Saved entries
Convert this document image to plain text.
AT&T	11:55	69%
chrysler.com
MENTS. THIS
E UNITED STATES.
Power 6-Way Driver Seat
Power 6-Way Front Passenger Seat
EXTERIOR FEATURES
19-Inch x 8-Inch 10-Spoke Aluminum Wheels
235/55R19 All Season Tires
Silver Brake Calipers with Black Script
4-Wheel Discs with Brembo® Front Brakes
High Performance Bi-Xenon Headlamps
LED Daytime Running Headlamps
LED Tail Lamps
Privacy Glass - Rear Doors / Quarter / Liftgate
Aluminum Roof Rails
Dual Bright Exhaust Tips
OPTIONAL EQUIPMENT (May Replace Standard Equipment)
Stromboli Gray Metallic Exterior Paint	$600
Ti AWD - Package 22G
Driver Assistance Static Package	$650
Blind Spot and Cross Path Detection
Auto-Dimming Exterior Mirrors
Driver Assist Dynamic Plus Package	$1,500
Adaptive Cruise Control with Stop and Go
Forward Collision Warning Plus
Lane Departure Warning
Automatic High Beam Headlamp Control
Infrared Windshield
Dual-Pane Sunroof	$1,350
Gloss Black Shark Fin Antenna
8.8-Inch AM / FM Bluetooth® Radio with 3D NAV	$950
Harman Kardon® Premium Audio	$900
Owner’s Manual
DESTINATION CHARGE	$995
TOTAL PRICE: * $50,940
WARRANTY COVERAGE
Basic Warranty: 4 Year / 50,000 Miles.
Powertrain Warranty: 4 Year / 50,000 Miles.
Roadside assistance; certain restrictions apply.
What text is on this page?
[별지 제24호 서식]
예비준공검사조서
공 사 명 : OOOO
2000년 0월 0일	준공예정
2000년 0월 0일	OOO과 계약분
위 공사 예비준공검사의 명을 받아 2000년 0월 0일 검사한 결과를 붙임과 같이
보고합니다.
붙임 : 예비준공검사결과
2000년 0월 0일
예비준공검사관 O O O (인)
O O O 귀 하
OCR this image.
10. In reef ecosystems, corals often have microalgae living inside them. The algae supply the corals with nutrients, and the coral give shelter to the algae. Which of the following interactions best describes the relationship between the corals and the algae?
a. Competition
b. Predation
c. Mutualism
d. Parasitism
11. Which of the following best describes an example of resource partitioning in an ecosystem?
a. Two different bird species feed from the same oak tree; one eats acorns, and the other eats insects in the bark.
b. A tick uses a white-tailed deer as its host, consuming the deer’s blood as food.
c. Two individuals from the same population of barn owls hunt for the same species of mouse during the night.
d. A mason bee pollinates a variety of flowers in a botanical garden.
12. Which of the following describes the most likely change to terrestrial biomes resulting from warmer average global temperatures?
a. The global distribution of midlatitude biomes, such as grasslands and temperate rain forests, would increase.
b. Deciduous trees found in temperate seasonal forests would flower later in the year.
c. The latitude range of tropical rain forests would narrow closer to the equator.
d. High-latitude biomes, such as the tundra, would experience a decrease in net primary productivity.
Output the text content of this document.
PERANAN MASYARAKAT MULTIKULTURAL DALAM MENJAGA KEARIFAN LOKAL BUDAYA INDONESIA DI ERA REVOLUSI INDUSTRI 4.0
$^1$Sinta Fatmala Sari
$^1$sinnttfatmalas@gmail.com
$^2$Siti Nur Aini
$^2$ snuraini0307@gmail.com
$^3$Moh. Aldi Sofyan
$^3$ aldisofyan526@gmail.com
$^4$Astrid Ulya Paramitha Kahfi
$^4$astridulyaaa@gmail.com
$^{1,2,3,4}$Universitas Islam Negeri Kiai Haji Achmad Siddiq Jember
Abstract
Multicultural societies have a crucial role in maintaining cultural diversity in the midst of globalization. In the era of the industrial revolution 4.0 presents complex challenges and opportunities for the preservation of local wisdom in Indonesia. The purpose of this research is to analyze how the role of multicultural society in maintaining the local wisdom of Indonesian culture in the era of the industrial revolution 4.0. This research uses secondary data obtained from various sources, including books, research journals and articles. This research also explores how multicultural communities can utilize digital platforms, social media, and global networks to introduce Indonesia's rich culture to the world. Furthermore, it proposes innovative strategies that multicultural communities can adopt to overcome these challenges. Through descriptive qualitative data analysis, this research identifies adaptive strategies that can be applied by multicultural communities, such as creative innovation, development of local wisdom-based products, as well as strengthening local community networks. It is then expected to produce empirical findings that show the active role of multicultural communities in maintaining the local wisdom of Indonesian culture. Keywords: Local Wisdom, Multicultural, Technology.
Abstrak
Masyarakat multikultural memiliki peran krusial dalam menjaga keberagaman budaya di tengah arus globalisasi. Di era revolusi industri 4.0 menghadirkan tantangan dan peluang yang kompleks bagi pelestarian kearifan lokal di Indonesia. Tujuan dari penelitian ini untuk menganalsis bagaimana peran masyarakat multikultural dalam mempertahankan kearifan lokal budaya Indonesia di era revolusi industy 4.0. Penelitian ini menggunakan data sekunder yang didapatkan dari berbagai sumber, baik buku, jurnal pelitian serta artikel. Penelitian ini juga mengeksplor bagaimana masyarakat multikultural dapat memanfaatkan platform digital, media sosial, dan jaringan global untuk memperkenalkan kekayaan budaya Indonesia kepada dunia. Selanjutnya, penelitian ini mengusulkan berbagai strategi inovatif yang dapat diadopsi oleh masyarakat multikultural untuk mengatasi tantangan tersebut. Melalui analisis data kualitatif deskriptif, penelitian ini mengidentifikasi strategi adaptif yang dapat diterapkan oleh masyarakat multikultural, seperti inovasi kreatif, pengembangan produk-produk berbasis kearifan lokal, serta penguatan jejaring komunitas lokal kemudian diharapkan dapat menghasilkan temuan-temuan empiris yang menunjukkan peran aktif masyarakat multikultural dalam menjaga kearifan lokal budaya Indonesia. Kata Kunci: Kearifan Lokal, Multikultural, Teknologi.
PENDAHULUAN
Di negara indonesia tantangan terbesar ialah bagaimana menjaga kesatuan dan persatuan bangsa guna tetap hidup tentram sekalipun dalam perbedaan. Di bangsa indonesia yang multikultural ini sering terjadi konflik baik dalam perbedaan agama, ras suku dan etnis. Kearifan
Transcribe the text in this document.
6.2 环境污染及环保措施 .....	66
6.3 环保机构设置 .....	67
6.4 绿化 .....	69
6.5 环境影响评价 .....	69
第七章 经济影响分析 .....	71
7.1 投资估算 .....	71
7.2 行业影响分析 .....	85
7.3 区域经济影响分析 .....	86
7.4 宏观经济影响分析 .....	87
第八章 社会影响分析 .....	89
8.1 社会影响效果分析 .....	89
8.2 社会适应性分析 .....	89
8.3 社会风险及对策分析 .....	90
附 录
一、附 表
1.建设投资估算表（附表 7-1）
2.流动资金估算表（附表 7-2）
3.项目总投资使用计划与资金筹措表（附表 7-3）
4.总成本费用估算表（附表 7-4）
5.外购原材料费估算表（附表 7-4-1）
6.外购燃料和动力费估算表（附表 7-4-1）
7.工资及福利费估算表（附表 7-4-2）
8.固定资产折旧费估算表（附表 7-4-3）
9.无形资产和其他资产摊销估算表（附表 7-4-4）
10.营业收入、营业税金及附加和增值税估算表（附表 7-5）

# EXERCISE REQUIREMENTS
Above are some records; extract every one of them exactly.

# ANSWER BELOW
Convert this document image to plain text.
AT&T	11:55	69%
chrysler.com
MENTS. THIS
E UNITED STATES.
Power 6-Way Driver Seat
Power 6-Way Front Passenger Seat
EXTERIOR FEATURES
19-Inch x 8-Inch 10-Spoke Aluminum Wheels
235/55R19 All Season Tires
Silver Brake Calipers with Black Script
4-Wheel Discs with Brembo® Front Brakes
High Performance Bi-Xenon Headlamps
LED Daytime Running Headlamps
LED Tail Lamps
Privacy Glass - Rear Doors / Quarter / Liftgate
Aluminum Roof Rails
Dual Bright Exhaust Tips
OPTIONAL EQUIPMENT (May Replace Standard Equipment)
Stromboli Gray Metallic Exterior Paint	$600
Ti AWD - Package 22G
Driver Assistance Static Package	$650
Blind Spot and Cross Path Detection
Auto-Dimming Exterior Mirrors
Driver Assist Dynamic Plus Package	$1,500
Adaptive Cruise Control with Stop and Go
Forward Collision Warning Plus
Lane Departure Warning
Automatic High Beam Headlamp Control
Infrared Windshield
Dual-Pane Sunroof	$1,350
Gloss Black Shark Fin Antenna
8.8-Inch AM / FM Bluetooth® Radio with 3D NAV	$950
Harman Kardon® Premium Audio	$900
Owner’s Manual
DESTINATION CHARGE	$995
TOTAL PRICE: * $50,940
WARRANTY COVERAGE
Basic Warranty: 4 Year / 50,000 Miles.
Powertrain Warranty: 4 Year / 50,000 Miles.
Roadside assistance; certain restrictions apply.
What text is on this page?
[별지 제24호 서식]
예비준공검사조서
공 사 명 : OOOO
2000년 0월 0일	준공예정
2000년 0월 0일	OOO과 계약분
위 공사 예비준공검사의 명을 받아 2000년 0월 0일 검사한 결과를 붙임과 같이
보고합니다.
붙임 : 예비준공검사결과
2000년 0월 0일
예비준공검사관 O O O (인)
O O O 귀 하
OCR this image.
10. In reef ecosystems, corals often have microalgae living inside them. The algae supply the corals with nutrients, and the coral give shelter to the algae. Which of the following interactions best describes the relationship between the corals and the algae?
a. Competition
b. Predation
c. Mutualism
d. Parasitism
11. Which of the following best describes an example of resource partitioning in an ecosystem?
a. Two different bird species feed from the same oak tree; one eats acorns, and the other eats insects in the bark.
b. A tick uses a white-tailed deer as its host, consuming the deer’s blood as food.
c. Two individuals from the same population of barn owls hunt for the same species of mouse during the night.
d. A mason bee pollinates a variety of flowers in a botanical garden.
12. Which of the following describes the most likely change to terrestrial biomes resulting from warmer average global temperatures?
a. The global distribution of midlatitude biomes, such as grasslands and temperate rain forests, would increase.
b. Deciduous trees found in temperate seasonal forests would flower later in the year.
c. The latitude range of tropical rain forests would narrow closer to the equator.
d. High-latitude biomes, such as the tundra, would experience a decrease in net primary productivity.
Output the text content of this document.
PERANAN MASYARAKAT MULTIKULTURAL DALAM MENJAGA KEARIFAN LOKAL BUDAYA INDONESIA DI ERA REVOLUSI INDUSTRI 4.0
$^1$Sinta Fatmala Sari
$^1$sinnttfatmalas@gmail.com
$^2$Siti Nur Aini
$^2$ snuraini0307@gmail.com
$^3$Moh. Aldi Sofyan
$^3$ aldisofyan526@gmail.com
$^4$Astrid Ulya Paramitha Kahfi
$^4$astridulyaaa@gmail.com
$^{1,2,3,4}$Universitas Islam Negeri Kiai Haji Achmad Siddiq Jember
Abstract
Multicultural societies have a crucial role in maintaining cultural diversity in the midst of globalization. In the era of the industrial revolution 4.0 presents complex challenges and opportunities for the preservation of local wisdom in Indonesia. The purpose of this research is to analyze how the role of multicultural society in maintaining the local wisdom of Indonesian culture in the era of the industrial revolution 4.0. This research uses secondary data obtained from various sources, including books, research journals and articles. This research also explores how multicultural communities can utilize digital platforms, social media, and global networks to introduce Indonesia's rich culture to the world. Furthermore, it proposes innovative strategies that multicultural communities can adopt to overcome these challenges. Through descriptive qualitative data analysis, this research identifies adaptive strategies that can be applied by multicultural communities, such as creative innovation, development of local wisdom-based products, as well as strengthening local community networks. It is then expected to produce empirical findings that show the active role of multicultural communities in maintaining the local wisdom of Indonesian culture. Keywords: Local Wisdom, Multicultural, Technology.
Abstrak
Masyarakat multikultural memiliki peran krusial dalam menjaga keberagaman budaya di tengah arus globalisasi. Di era revolusi industri 4.0 menghadirkan tantangan dan peluang yang kompleks bagi pelestarian kearifan lokal di Indonesia. Tujuan dari penelitian ini untuk menganalsis bagaimana peran masyarakat multikultural dalam mempertahankan kearifan lokal budaya Indonesia di era revolusi industy 4.0. Penelitian ini menggunakan data sekunder yang didapatkan dari berbagai sumber, baik buku, jurnal pelitian serta artikel. Penelitian ini juga mengeksplor bagaimana masyarakat multikultural dapat memanfaatkan platform digital, media sosial, dan jaringan global untuk memperkenalkan kekayaan budaya Indonesia kepada dunia. Selanjutnya, penelitian ini mengusulkan berbagai strategi inovatif yang dapat diadopsi oleh masyarakat multikultural untuk mengatasi tantangan tersebut. Melalui analisis data kualitatif deskriptif, penelitian ini mengidentifikasi strategi adaptif yang dapat diterapkan oleh masyarakat multikultural, seperti inovasi kreatif, pengembangan produk-produk berbasis kearifan lokal, serta penguatan jejaring komunitas lokal kemudian diharapkan dapat menghasilkan temuan-temuan empiris yang menunjukkan peran aktif masyarakat multikultural dalam menjaga kearifan lokal budaya Indonesia. Kata Kunci: Kearifan Lokal, Multikultural, Teknologi.
PENDAHULUAN
Di negara indonesia tantangan terbesar ialah bagaimana menjaga kesatuan dan persatuan bangsa guna tetap hidup tentram sekalipun dalam perbedaan. Di bangsa indonesia yang multikultural ini sering terjadi konflik baik dalam perbedaan agama, ras suku dan etnis. Kearifan
Transcribe the text in this document.
6.2 环境污染及环保措施 .....	66
6.3 环保机构设置 .....	67
6.4 绿化 .....	69
6.5 环境影响评价 .....	69
第七章 经济影响分析 .....	71
7.1 投资估算 .....	71
7.2 行业影响分析 .....	85
7.3 区域经济影响分析 .....	86
7.4 宏观经济影响分析 .....	87
第八章 社会影响分析 .....	89
8.1 社会影响效果分析 .....	89
8.2 社会适应性分析 .....	89
8.3 社会风险及对策分析 .....	90
附 录
一、附 表
1.建设投资估算表（附表 7-1）
2.流动资金估算表（附表 7-2）
3.项目总投资使用计划与资金筹措表（附表 7-3）
4.总成本费用估算表（附表 7-4）
5.外购原材料费估算表（附表 7-4-1）
6.外购燃料和动力费估算表（附表 7-4-1）
7.工资及福利费估算表（附表 7-4-2）
8.固定资产折旧费估算表（附表 7-4-3）
9.无形资产和其他资产摊销估算表（附表 7-4-4）
10.营业收入、营业税金及附加和增值税估算表（附表 7-5）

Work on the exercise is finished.